● REQUIRED WORK: Copy down every line where the string "icon" shows up.

═════ EXCERPTED RECORDS ═════

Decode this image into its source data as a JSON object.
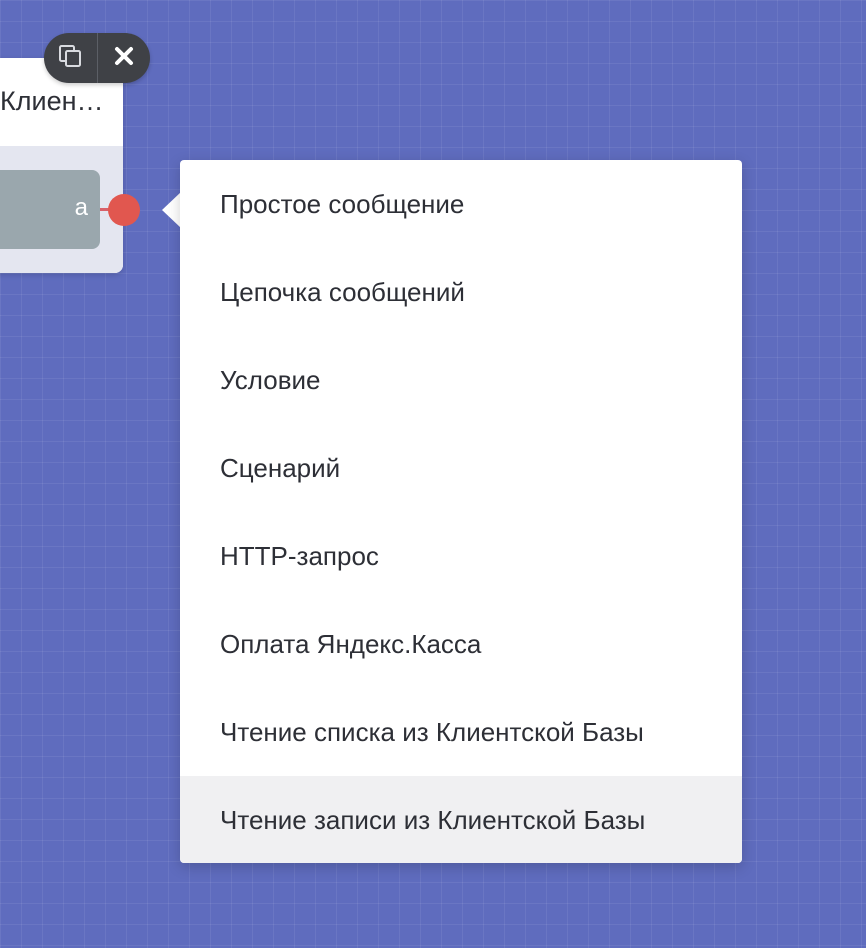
{
  "node": {
    "title": "Клиен…",
    "button_label": "а"
  },
  "toolbar": {
    "copy_icon": "copy-icon",
    "close_icon": "close-icon"
  },
  "menu": {
    "items": [
      {
        "label": "Простое сообщение"
      },
      {
        "label": "Цепочка сообщений"
      },
      {
        "label": "Условие"
      },
      {
        "label": "Сценарий"
      },
      {
        "label": "HTTP-запрос"
      },
      {
        "label": "Оплата Яндекс.Касса"
      },
      {
        "label": "Чтение списка из Клиентской Базы"
      },
      {
        "label": "Чтение записи из Клиентской Базы"
      }
    ],
    "hovered_index": 7
  },
  "colors": {
    "canvas_background": "#5f6cbe",
    "connector": "#e1574f",
    "toolbar": "#3f4146",
    "node_button": "#9aa7ad"
  }
}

═════

● EXERCISE OUTPUT:
    "copy_icon": "copy-icon",
    "close_icon": "close-icon"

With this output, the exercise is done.